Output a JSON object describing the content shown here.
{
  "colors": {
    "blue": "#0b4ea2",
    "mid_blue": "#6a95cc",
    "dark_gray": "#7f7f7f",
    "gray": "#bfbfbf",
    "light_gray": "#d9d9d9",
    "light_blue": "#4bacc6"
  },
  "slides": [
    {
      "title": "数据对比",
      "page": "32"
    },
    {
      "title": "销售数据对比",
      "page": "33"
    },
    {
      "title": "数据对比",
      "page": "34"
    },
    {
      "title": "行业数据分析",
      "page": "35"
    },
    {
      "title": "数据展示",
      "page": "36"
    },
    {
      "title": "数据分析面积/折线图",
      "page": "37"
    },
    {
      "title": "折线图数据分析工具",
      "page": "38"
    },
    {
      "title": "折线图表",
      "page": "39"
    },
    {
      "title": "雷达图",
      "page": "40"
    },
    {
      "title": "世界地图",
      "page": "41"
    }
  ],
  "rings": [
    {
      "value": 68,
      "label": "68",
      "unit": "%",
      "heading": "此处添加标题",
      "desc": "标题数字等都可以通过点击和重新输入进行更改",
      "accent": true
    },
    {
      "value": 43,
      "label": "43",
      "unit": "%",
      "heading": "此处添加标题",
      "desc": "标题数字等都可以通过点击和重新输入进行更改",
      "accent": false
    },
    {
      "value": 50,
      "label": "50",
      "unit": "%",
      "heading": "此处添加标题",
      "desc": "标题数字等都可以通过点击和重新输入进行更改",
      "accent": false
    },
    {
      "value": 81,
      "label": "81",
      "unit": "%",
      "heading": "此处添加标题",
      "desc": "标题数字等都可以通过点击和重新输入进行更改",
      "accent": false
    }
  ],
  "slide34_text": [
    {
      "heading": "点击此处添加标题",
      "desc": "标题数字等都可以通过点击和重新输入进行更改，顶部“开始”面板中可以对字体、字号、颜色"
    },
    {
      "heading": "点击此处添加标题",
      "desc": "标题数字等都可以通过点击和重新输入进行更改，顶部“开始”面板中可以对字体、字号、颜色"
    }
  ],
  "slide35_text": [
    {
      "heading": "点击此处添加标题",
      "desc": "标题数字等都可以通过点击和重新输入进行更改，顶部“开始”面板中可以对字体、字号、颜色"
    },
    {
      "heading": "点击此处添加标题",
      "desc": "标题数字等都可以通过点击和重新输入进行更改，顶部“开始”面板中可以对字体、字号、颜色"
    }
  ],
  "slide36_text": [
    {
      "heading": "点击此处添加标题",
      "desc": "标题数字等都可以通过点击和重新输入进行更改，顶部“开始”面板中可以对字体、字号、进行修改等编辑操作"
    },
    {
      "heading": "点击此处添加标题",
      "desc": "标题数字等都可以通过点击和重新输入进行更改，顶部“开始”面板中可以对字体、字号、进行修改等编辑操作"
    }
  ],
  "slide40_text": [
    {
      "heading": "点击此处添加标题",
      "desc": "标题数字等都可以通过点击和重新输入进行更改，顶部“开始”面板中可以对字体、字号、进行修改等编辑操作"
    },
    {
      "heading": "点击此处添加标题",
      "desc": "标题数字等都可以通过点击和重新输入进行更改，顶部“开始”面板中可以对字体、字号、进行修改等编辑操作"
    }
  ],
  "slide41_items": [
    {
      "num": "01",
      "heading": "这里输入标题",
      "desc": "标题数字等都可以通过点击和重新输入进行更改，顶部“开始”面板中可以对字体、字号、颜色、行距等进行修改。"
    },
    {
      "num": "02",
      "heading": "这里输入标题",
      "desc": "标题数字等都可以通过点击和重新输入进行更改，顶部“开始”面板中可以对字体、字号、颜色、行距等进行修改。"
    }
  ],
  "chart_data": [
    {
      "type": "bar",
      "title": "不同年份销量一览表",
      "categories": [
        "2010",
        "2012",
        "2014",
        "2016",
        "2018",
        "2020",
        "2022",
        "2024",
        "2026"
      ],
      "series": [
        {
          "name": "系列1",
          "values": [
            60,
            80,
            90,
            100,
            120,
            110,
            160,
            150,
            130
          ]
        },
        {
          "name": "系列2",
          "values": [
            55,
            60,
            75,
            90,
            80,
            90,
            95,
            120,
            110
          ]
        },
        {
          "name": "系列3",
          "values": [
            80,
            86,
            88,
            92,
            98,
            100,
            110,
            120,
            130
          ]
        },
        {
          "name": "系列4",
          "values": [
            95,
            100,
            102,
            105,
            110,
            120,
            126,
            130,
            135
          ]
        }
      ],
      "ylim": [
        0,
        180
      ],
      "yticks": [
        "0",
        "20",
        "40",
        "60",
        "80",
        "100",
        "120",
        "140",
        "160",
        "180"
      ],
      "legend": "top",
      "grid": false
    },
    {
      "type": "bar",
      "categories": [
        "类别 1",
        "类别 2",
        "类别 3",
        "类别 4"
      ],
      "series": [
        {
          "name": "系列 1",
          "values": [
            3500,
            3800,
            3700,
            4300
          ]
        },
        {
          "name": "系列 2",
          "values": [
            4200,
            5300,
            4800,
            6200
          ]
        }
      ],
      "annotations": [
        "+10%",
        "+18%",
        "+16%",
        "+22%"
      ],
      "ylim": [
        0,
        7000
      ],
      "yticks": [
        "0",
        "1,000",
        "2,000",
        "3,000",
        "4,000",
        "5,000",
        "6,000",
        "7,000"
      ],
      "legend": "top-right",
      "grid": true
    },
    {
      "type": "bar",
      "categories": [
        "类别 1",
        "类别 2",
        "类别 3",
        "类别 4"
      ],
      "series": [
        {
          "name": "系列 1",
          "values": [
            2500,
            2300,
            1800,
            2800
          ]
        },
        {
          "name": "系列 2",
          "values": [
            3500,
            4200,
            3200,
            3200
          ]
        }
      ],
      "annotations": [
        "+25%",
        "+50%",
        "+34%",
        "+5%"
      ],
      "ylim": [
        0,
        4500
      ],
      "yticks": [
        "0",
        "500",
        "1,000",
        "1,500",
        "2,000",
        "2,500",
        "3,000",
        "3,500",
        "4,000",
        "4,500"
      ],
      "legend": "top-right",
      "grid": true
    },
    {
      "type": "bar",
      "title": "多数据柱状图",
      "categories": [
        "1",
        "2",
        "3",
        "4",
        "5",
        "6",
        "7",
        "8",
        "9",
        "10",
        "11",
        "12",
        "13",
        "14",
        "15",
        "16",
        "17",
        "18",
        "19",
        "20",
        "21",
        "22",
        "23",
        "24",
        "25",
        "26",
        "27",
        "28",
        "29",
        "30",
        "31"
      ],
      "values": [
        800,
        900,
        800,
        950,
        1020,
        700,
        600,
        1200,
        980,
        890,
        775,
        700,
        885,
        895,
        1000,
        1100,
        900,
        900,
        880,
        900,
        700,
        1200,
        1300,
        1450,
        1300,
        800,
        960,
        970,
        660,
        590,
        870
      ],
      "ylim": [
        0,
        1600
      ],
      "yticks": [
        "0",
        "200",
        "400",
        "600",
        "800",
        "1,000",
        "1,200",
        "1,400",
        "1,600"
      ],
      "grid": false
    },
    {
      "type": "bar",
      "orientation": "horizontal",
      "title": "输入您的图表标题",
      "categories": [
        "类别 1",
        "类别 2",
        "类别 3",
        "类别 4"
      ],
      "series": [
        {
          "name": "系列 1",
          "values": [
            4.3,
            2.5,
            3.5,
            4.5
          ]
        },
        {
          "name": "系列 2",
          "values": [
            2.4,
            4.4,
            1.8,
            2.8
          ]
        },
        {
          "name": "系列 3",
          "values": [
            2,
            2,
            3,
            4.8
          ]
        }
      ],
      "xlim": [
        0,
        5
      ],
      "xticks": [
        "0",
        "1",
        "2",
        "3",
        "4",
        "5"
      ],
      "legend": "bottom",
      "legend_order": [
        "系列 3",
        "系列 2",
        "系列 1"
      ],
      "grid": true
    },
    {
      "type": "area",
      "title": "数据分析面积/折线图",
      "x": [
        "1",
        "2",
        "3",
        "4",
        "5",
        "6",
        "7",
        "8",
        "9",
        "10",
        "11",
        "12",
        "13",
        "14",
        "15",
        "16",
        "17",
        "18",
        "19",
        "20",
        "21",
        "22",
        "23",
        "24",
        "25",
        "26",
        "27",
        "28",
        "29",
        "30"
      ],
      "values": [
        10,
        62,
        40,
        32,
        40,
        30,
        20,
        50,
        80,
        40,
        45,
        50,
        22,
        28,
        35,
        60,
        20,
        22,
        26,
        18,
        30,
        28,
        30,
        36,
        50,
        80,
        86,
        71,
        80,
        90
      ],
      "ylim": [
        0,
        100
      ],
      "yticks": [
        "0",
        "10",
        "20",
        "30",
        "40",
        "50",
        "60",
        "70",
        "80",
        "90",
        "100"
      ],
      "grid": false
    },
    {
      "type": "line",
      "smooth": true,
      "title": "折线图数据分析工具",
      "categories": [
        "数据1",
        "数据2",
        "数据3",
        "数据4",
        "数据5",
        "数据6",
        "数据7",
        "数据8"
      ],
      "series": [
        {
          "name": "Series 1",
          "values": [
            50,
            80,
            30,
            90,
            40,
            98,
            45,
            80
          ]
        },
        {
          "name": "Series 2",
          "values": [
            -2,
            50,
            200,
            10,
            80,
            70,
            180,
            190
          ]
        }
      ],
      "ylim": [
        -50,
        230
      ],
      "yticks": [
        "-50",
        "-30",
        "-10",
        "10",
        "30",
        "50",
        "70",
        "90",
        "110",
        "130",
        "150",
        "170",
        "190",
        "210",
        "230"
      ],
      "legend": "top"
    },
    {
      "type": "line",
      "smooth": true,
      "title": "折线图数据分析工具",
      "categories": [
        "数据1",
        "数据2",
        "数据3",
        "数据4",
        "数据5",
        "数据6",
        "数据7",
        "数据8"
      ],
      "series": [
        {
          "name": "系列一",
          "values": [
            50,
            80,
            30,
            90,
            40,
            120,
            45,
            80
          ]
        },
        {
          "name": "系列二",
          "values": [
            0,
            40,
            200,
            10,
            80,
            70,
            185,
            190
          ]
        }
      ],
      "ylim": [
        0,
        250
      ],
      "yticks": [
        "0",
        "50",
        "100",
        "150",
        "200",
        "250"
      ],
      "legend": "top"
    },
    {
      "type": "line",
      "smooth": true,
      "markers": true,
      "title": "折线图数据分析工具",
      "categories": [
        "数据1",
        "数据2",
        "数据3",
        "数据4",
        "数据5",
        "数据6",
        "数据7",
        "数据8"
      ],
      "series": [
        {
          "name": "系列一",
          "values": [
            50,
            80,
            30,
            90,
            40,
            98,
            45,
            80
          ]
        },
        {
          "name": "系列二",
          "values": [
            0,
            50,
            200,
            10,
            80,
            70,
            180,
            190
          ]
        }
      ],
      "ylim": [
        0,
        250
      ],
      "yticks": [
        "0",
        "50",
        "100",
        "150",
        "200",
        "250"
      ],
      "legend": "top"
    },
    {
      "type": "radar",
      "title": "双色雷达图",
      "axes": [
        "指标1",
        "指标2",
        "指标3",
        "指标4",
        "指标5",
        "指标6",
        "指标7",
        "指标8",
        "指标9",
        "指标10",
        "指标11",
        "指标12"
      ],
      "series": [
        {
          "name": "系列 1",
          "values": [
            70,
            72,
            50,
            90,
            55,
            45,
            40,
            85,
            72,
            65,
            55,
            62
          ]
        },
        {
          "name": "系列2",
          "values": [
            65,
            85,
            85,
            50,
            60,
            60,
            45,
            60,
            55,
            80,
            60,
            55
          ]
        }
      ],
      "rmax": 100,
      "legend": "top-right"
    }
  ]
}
...
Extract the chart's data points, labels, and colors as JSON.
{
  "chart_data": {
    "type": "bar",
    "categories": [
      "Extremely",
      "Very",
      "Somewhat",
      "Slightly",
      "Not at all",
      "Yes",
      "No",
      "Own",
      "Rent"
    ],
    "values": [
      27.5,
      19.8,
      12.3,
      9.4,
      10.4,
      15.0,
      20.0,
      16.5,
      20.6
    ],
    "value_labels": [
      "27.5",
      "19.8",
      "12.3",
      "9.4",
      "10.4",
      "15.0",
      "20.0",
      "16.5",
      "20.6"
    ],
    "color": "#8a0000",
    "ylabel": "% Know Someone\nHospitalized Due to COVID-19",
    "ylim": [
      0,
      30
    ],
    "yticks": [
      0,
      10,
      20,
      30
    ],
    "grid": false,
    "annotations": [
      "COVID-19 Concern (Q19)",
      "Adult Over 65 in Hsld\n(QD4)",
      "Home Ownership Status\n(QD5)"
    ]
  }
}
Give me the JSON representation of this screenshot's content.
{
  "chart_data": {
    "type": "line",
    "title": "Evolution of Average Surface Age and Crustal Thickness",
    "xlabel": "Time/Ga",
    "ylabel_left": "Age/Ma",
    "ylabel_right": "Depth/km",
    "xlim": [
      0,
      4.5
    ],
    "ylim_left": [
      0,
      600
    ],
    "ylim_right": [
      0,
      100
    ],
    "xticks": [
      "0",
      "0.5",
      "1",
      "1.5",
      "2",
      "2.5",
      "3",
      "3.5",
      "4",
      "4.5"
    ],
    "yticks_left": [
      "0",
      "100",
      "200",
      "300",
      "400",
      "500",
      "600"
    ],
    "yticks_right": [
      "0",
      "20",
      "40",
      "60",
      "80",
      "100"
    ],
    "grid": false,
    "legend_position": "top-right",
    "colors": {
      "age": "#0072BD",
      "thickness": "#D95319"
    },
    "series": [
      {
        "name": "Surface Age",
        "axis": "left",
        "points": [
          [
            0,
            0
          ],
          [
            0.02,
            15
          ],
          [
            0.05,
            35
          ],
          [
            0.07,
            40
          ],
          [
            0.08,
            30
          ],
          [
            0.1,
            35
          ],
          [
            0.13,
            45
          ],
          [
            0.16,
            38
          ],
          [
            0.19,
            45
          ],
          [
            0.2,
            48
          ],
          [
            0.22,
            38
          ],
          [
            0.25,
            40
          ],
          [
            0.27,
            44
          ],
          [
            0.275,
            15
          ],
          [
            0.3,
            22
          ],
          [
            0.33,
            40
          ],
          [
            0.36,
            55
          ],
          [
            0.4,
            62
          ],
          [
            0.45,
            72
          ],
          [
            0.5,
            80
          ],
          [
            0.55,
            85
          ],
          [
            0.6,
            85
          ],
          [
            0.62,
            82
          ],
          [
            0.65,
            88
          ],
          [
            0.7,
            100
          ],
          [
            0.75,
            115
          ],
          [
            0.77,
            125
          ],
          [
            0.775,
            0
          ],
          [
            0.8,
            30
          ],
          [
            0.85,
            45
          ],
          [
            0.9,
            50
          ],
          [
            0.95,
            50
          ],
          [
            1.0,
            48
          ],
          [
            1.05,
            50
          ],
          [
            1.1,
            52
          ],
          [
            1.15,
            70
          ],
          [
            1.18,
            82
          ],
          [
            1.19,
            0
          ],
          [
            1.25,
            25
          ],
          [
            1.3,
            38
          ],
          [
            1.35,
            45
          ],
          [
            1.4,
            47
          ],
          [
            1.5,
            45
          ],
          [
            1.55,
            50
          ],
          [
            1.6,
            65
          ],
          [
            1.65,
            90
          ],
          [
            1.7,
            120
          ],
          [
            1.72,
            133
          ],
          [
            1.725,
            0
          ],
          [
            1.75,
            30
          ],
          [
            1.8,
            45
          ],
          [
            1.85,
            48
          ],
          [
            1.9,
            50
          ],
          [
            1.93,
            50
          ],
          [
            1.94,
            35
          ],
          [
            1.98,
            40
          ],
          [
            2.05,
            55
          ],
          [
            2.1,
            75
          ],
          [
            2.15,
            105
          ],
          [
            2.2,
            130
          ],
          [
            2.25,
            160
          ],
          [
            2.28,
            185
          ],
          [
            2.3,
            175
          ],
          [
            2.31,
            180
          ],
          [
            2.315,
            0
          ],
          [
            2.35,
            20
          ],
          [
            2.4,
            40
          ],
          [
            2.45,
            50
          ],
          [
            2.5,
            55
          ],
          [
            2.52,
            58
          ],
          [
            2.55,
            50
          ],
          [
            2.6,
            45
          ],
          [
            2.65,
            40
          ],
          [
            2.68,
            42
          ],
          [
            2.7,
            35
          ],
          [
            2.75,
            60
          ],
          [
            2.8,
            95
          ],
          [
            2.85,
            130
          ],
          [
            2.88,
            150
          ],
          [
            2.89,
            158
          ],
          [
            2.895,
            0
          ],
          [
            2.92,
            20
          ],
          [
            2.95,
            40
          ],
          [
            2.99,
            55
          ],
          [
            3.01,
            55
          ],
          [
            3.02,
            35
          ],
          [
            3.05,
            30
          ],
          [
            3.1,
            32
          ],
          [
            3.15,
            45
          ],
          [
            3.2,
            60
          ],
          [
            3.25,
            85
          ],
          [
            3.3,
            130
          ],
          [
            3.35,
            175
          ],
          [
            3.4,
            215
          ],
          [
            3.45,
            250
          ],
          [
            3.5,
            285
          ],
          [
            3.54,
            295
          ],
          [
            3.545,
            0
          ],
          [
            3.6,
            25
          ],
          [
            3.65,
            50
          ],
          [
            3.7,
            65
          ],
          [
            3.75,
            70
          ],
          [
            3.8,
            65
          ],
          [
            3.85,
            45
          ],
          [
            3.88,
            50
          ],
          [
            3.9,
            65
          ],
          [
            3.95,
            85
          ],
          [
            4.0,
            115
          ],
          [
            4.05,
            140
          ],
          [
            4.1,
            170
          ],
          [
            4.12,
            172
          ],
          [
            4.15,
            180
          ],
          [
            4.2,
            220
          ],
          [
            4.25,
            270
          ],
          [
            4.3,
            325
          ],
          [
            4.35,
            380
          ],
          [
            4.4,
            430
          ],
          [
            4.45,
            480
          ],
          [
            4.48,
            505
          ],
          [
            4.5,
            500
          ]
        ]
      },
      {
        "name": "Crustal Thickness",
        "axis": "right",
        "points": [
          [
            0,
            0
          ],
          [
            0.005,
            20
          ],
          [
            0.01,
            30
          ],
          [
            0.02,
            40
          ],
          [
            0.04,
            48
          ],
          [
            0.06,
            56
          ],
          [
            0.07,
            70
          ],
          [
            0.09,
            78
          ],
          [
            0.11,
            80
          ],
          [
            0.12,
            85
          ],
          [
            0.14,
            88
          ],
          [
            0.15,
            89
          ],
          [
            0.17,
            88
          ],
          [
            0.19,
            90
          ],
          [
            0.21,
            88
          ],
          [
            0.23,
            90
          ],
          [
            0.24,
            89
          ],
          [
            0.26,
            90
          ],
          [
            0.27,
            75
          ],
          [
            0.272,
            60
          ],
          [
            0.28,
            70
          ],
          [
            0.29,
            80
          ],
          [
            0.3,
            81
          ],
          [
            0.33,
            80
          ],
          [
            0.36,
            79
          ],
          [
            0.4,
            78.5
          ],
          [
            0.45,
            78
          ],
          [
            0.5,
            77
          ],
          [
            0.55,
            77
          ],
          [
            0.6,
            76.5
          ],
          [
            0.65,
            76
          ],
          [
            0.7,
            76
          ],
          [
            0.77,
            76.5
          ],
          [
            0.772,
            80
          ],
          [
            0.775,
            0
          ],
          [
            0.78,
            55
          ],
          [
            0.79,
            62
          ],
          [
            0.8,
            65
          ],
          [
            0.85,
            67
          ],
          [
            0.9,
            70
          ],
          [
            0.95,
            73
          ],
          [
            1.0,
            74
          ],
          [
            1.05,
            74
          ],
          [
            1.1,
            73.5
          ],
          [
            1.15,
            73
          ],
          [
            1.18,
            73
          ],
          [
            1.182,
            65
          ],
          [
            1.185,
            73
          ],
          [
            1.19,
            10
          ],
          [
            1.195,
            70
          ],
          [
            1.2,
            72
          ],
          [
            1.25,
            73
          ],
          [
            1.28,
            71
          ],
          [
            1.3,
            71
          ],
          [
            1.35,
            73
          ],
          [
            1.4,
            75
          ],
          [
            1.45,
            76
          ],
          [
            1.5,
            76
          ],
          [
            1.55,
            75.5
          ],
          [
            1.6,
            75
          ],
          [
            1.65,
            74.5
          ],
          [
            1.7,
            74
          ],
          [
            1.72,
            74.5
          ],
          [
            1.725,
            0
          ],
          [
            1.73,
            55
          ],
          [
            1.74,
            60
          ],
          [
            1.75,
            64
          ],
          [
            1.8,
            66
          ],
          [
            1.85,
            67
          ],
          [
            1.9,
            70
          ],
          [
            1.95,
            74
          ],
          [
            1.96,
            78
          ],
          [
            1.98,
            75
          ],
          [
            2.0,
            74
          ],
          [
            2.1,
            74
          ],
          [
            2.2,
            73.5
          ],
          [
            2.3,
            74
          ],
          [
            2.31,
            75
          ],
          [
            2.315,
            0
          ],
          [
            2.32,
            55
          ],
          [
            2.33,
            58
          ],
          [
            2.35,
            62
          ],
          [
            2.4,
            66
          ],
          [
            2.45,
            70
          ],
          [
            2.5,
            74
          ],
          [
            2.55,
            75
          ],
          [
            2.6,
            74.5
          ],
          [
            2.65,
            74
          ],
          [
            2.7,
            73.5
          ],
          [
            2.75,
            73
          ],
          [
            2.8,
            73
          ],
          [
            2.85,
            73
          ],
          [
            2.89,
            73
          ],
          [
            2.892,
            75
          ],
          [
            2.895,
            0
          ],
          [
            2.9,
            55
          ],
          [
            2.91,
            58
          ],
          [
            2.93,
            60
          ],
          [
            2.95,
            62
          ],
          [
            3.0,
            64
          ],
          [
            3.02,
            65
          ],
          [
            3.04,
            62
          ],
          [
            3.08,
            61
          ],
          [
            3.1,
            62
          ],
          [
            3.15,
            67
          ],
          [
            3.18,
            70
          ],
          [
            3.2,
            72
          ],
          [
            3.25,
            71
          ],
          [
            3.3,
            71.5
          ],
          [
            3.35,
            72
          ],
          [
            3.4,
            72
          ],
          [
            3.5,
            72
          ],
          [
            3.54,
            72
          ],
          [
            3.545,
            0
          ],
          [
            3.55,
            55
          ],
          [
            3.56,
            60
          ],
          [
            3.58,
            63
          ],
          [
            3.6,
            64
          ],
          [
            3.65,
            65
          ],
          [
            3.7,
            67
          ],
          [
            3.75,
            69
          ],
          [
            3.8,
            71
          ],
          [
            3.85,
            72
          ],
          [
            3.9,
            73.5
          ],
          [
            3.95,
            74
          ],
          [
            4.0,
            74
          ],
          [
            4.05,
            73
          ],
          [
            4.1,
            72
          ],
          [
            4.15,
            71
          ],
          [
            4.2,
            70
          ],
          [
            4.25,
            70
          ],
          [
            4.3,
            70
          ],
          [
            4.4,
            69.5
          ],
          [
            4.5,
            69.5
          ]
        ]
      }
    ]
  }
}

Task objective → Identify each line of the material where the word "colors" shows up, and copy it.

Expected answer →
  "colors": {
Extract the chart's data points, labels, and colors as JSON.
    "colors": {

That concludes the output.